AIM: Print all of the data exactly as written.

Excerpts from a figure dataset:

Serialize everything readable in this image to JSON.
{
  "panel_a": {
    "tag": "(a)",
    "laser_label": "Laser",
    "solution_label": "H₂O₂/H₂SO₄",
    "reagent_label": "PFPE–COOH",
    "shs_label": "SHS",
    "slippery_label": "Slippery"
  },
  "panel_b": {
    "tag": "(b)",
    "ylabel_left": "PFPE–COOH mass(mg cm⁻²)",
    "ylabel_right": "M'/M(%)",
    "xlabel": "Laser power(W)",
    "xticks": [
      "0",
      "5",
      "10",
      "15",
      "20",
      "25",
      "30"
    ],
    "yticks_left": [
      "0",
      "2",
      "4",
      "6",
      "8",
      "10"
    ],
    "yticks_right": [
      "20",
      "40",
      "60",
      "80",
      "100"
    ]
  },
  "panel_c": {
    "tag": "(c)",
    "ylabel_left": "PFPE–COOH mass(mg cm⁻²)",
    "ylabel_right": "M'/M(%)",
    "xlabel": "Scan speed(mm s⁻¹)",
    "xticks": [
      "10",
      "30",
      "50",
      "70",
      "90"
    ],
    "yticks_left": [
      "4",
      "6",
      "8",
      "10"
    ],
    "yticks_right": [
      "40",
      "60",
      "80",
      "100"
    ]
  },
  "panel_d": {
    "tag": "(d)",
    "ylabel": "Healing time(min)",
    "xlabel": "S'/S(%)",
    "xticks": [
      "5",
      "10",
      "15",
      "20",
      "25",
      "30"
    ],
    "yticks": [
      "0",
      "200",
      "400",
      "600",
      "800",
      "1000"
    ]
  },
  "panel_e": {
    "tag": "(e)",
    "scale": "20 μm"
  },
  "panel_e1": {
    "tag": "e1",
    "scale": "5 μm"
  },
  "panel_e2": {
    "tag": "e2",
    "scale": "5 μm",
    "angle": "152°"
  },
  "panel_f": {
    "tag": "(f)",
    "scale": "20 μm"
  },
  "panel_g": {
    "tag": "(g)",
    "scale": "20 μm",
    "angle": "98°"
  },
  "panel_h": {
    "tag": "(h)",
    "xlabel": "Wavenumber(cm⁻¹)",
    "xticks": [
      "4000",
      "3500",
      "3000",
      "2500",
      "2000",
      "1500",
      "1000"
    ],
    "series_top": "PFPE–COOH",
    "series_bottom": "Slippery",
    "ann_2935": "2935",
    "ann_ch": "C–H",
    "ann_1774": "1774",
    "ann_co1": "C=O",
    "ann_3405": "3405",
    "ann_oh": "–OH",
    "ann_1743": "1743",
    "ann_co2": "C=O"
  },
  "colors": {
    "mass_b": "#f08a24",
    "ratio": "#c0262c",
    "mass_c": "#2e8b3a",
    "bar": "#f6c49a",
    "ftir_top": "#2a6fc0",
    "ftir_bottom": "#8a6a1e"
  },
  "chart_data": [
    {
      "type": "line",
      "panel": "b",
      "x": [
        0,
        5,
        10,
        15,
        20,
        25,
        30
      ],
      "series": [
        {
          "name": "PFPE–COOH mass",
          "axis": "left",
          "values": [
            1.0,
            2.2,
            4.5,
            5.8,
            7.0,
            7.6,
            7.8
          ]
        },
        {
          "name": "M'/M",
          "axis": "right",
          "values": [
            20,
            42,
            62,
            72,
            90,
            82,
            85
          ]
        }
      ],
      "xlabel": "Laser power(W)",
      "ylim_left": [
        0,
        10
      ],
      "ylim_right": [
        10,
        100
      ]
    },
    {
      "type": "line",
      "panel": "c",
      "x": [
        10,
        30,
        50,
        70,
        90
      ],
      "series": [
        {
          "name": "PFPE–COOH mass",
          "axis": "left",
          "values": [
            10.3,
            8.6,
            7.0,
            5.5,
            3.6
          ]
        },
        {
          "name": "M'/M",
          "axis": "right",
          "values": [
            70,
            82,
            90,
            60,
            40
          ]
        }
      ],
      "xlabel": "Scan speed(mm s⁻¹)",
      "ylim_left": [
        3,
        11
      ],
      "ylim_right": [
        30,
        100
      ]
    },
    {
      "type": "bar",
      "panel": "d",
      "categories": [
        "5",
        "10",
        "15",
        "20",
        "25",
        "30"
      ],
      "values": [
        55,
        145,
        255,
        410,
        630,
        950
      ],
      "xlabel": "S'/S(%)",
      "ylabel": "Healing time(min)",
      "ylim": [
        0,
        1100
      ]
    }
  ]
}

ANSWER TO THIS EXERCISE:
Serialize everything readable in this image to JSON.
{
  "panel_a": {
    "tag": "(a)",
    "laser_label": "Laser",
    "solution_label": "H₂O₂/H₂SO₄",
    "reagent_label": "PFPE–COOH",
    "shs_label": "SHS",
    "slippery_label": "Slippery"
  },
  "panel_b": {
    "tag": "(b)",
    "ylabel_left": "PFPE–COOH mass(mg cm⁻²)",
    "ylabel_right": "M'/M(%)",
    "xlabel": "Laser power(W)",
    "xticks": [
      "0",
      "5",
      "10",
      "15",
      "20",
      "25",
      "30"
    ],
    "yticks_left": [
      "0",
      "2",
      "4",
      "6",
      "8",
      "10"
    ],
    "yticks_right": [
      "20",
      "40",
      "60",
      "80",
      "100"
    ]
  },
  "panel_c": {
    "tag": "(c)",
    "ylabel_left": "PFPE–COOH mass(mg cm⁻²)",
    "ylabel_right": "M'/M(%)",
    "xlabel": "Scan speed(mm s⁻¹)",
    "xticks": [
      "10",
      "30",
      "50",
      "70",
      "90"
    ],
    "yticks_left": [
      "4",
      "6",
      "8",
      "10"
    ],
    "yticks_right": [
      "40",
      "60",
      "80",
      "100"
    ]
  },
  "panel_d": {
    "tag": "(d)",
    "ylabel": "Healing time(min)",
    "xlabel": "S'/S(%)",
    "xticks": [
      "5",
      "10",
      "15",
      "20",
      "25",
      "30"
    ],
    "yticks": [
      "0",
      "200",
      "400",
      "600",
      "800",
      "1000"
    ]
  },
  "panel_e": {
    "tag": "(e)",
    "scale": "20 μm"
  },
  "panel_e1": {
    "tag": "e1",
    "scale": "5 μm"
  },
  "panel_e2": {
    "tag": "e2",
    "scale": "5 μm",
    "angle": "152°"
  },
  "panel_f": {
    "tag": "(f)",
    "scale": "20 μm"
  },
  "panel_g": {
    "tag": "(g)",
    "scale": "20 μm",
    "angle": "98°"
  },
  "panel_h": {
    "tag": "(h)",
    "xlabel": "Wavenumber(cm⁻¹)",
    "xticks": [
      "4000",
      "3500",
      "3000",
      "2500",
      "2000",
      "1500",
      "1000"
    ],
    "series_top": "PFPE–COOH",
    "series_bottom": "Slippery",
    "ann_2935": "2935",
    "ann_ch": "C–H",
    "ann_1774": "1774",
    "ann_co1": "C=O",
    "ann_3405": "3405",
    "ann_oh": "–OH",
    "ann_1743": "1743",
    "ann_co2": "C=O"
  },
  "colors": {
    "mass_b": "#f08a24",
    "ratio": "#c0262c",
    "mass_c": "#2e8b3a",
    "bar": "#f6c49a",
    "ftir_top": "#2a6fc0",
    "ftir_bottom": "#8a6a1e"
  },
  "chart_data": [
    {
      "type": "line",
      "panel": "b",
      "x": [
        0,
        5,
        10,
        15,
        20,
        25,
        30
      ],
      "series": [
        {
          "name": "PFPE–COOH mass",
          "axis": "left",
          "values": [
            1.0,
            2.2,
            4.5,
            5.8,
            7.0,
            7.6,
            7.8
          ]
        },
        {
          "name": "M'/M",
          "axis": "right",
          "values": [
            20,
            42,
            62,
            72,
            90,
            82,
            85
          ]
        }
      ],
      "xlabel": "Laser power(W)",
      "ylim_left": [
        0,
        10
      ],
      "ylim_right": [
        10,
        100
      ]
    },
    {
      "type": "line",
      "panel": "c",
      "x": [
        10,
        30,
        50,
        70,
        90
      ],
      "series": [
        {
          "name": "PFPE–COOH mass",
          "axis": "left",
          "values": [
            10.3,
            8.6,
            7.0,
            5.5,
            3.6
          ]
        },
        {
          "name": "M'/M",
          "axis": "right",
          "values": [
            70,
            82,
            90,
            60,
            40
          ]
        }
      ],
      "xlabel": "Scan speed(mm s⁻¹)",
      "ylim_left": [
        3,
        11
      ],
      "ylim_right": [
        30,
        100
      ]
    },
    {
      "type": "bar",
      "panel": "d",
      "categories": [
        "5",
        "10",
        "15",
        "20",
        "25",
        "30"
      ],
      "values": [
        55,
        145,
        255,
        410,
        630,
        950
      ],
      "xlabel": "S'/S(%)",
      "ylabel": "Healing time(min)",
      "ylim": [
        0,
        1100
      ]
    }
  ]
}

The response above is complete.